◆ Work instructions
Render the rows below as a numbered list, starting at the first line and stopping after the line that contains "amount-label: Amount [324, 226, 359, 237]". Leave out any blank lines.

(Spatial layout data)
>>>>
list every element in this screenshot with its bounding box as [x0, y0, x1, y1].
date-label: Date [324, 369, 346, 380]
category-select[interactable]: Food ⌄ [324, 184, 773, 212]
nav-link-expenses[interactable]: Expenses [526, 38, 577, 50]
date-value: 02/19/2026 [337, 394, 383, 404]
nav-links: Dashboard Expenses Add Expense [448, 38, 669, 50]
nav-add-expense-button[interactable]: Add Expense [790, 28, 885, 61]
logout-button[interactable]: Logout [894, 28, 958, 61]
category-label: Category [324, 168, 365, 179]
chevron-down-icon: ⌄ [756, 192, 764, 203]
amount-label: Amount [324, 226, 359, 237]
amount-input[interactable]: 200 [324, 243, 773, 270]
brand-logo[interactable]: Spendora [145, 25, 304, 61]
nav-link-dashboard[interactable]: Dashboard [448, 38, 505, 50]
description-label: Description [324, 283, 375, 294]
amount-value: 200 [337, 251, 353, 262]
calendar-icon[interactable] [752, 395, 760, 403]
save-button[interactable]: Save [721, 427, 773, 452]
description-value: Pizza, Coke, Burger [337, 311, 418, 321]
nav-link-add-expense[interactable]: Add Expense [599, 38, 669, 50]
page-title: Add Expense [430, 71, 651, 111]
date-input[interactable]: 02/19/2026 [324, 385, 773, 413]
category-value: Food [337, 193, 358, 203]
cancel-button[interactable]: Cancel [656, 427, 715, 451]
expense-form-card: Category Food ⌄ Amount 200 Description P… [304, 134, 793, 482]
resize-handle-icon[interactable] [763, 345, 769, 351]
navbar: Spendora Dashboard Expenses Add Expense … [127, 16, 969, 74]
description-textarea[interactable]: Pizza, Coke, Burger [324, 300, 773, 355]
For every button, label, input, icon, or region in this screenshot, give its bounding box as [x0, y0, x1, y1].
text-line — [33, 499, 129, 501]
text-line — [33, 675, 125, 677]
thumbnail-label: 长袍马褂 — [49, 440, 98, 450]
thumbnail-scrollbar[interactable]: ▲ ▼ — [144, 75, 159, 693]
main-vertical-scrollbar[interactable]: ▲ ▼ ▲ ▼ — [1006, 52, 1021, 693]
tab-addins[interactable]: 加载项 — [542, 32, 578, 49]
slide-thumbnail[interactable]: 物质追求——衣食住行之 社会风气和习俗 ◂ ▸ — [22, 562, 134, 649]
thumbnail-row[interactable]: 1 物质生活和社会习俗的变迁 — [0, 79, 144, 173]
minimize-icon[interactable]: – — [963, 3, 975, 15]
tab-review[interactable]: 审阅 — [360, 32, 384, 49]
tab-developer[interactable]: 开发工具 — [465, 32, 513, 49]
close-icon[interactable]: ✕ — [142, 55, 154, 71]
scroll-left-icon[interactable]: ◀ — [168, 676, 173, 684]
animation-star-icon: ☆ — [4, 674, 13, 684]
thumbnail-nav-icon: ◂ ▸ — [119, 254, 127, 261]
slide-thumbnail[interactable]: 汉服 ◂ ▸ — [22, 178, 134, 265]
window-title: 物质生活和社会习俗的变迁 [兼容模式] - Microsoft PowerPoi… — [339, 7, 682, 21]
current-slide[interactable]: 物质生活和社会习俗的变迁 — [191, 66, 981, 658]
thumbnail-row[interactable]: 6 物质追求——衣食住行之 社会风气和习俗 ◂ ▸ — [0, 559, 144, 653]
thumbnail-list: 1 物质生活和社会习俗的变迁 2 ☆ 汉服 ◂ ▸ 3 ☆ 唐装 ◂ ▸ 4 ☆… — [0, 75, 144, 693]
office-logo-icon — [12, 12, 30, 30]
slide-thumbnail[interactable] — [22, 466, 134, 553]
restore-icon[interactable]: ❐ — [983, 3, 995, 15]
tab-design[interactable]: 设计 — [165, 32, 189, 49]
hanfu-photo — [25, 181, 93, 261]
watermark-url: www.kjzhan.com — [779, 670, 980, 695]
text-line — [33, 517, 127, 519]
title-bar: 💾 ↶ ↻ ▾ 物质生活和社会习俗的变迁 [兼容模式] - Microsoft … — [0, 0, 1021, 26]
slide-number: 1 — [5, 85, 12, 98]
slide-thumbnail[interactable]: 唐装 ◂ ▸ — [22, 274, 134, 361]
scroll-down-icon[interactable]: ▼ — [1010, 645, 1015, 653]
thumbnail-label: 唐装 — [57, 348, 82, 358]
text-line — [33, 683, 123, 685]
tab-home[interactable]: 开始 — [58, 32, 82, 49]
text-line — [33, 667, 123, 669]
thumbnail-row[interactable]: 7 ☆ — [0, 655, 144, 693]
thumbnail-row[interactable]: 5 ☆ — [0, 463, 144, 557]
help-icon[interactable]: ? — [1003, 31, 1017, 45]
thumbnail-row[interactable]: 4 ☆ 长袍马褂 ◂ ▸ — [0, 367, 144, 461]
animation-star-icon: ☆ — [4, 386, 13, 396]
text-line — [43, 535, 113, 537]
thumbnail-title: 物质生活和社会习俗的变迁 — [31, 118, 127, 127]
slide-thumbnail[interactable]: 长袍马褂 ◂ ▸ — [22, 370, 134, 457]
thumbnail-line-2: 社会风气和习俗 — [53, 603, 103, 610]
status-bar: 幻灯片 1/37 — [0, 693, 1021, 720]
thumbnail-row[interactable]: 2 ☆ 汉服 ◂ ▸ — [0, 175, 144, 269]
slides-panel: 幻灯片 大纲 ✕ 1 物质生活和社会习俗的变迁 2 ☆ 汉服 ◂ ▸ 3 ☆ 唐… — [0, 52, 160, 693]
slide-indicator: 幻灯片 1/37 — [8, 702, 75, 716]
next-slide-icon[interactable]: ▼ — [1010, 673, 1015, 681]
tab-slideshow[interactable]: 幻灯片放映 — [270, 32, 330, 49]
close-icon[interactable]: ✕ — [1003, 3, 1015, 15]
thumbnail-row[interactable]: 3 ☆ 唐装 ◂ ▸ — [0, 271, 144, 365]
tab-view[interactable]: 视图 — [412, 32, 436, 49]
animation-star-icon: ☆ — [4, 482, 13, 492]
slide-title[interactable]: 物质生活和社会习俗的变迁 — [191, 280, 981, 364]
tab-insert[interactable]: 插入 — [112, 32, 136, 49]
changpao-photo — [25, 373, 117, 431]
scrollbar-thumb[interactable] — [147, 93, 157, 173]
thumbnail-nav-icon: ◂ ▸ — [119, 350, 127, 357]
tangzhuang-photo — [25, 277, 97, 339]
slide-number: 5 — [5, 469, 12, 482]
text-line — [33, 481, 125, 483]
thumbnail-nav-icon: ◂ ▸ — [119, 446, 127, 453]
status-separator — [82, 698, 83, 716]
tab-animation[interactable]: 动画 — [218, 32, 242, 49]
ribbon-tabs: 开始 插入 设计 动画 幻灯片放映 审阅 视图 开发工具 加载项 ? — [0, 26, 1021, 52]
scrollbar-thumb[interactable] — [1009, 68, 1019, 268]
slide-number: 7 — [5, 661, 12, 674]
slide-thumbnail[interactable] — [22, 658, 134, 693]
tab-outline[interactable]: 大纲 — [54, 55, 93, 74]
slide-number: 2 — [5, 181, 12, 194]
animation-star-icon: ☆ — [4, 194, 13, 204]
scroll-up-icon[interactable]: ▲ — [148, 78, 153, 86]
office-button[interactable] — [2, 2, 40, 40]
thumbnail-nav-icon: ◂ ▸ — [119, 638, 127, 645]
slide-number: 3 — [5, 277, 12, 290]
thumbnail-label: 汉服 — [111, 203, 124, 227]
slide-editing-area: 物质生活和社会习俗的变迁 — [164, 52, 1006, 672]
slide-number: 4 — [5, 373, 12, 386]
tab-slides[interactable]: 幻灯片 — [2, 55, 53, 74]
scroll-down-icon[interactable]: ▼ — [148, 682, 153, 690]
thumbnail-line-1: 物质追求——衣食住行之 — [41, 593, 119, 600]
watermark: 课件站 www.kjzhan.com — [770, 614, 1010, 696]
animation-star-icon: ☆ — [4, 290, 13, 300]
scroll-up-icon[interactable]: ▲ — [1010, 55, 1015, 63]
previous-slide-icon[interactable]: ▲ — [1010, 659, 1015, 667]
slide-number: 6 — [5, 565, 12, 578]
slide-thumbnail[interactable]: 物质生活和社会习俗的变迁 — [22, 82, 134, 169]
<<<<
◆ Complete response
1. list every element in this screenshot with its bounding box as [x0, y0, x1, y1].
2. date-label: Date [324, 369, 346, 380]
3. category-select[interactable]: Food ⌄ [324, 184, 773, 212]
4. nav-link-expenses[interactable]: Expenses [526, 38, 577, 50]
5. date-value: 02/19/2026 [337, 394, 383, 404]
6. nav-links: Dashboard Expenses Add Expense [448, 38, 669, 50]
7. nav-add-expense-button[interactable]: Add Expense [790, 28, 885, 61]
8. logout-button[interactable]: Logout [894, 28, 958, 61]
9. category-label: Category [324, 168, 365, 179]
10. chevron-down-icon: ⌄ [756, 192, 764, 203]
11. amount-label: Amount [324, 226, 359, 237]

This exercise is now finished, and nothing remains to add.